INFORMATION PROVIDED —
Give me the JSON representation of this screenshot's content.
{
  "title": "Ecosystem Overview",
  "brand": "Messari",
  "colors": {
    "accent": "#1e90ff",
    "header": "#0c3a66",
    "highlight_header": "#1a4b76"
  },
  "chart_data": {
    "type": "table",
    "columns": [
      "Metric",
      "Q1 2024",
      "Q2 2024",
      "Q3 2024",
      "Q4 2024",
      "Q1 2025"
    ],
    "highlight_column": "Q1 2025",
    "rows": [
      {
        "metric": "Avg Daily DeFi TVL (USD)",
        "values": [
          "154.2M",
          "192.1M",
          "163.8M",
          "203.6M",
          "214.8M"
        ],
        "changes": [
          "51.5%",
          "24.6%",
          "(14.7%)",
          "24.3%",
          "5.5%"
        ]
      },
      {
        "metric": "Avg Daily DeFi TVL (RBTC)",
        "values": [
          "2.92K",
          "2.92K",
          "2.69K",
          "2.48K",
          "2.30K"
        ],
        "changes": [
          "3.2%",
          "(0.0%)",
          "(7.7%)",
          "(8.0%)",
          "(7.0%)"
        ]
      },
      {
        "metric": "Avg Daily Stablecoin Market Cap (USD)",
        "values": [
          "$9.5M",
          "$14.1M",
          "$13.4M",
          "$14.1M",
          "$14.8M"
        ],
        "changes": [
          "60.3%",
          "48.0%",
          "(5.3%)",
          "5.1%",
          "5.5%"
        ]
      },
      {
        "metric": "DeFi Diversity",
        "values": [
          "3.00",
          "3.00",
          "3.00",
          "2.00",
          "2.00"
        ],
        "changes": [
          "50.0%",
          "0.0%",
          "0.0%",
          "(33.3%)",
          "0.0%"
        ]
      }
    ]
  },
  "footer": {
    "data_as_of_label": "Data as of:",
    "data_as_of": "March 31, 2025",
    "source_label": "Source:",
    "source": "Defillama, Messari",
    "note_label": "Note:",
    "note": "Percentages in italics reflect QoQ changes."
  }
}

STATED EXERCISE — Copy out the whole listing exactly as written.

PROBLEM SOLUTION —
Give me the JSON representation of this screenshot's content.
{
  "title": "Ecosystem Overview",
  "brand": "Messari",
  "colors": {
    "accent": "#1e90ff",
    "header": "#0c3a66",
    "highlight_header": "#1a4b76"
  },
  "chart_data": {
    "type": "table",
    "columns": [
      "Metric",
      "Q1 2024",
      "Q2 2024",
      "Q3 2024",
      "Q4 2024",
      "Q1 2025"
    ],
    "highlight_column": "Q1 2025",
    "rows": [
      {
        "metric": "Avg Daily DeFi TVL (USD)",
        "values": [
          "154.2M",
          "192.1M",
          "163.8M",
          "203.6M",
          "214.8M"
        ],
        "changes": [
          "51.5%",
          "24.6%",
          "(14.7%)",
          "24.3%",
          "5.5%"
        ]
      },
      {
        "metric": "Avg Daily DeFi TVL (RBTC)",
        "values": [
          "2.92K",
          "2.92K",
          "2.69K",
          "2.48K",
          "2.30K"
        ],
        "changes": [
          "3.2%",
          "(0.0%)",
          "(7.7%)",
          "(8.0%)",
          "(7.0%)"
        ]
      },
      {
        "metric": "Avg Daily Stablecoin Market Cap (USD)",
        "values": [
          "$9.5M",
          "$14.1M",
          "$13.4M",
          "$14.1M",
          "$14.8M"
        ],
        "changes": [
          "60.3%",
          "48.0%",
          "(5.3%)",
          "5.1%",
          "5.5%"
        ]
      },
      {
        "metric": "DeFi Diversity",
        "values": [
          "3.00",
          "3.00",
          "3.00",
          "2.00",
          "2.00"
        ],
        "changes": [
          "50.0%",
          "0.0%",
          "0.0%",
          "(33.3%)",
          "0.0%"
        ]
      }
    ]
  },
  "footer": {
    "data_as_of_label": "Data as of:",
    "data_as_of": "March 31, 2025",
    "source_label": "Source:",
    "source": "Defillama, Messari",
    "note_label": "Note:",
    "note": "Percentages in italics reflect QoQ changes."
  }
}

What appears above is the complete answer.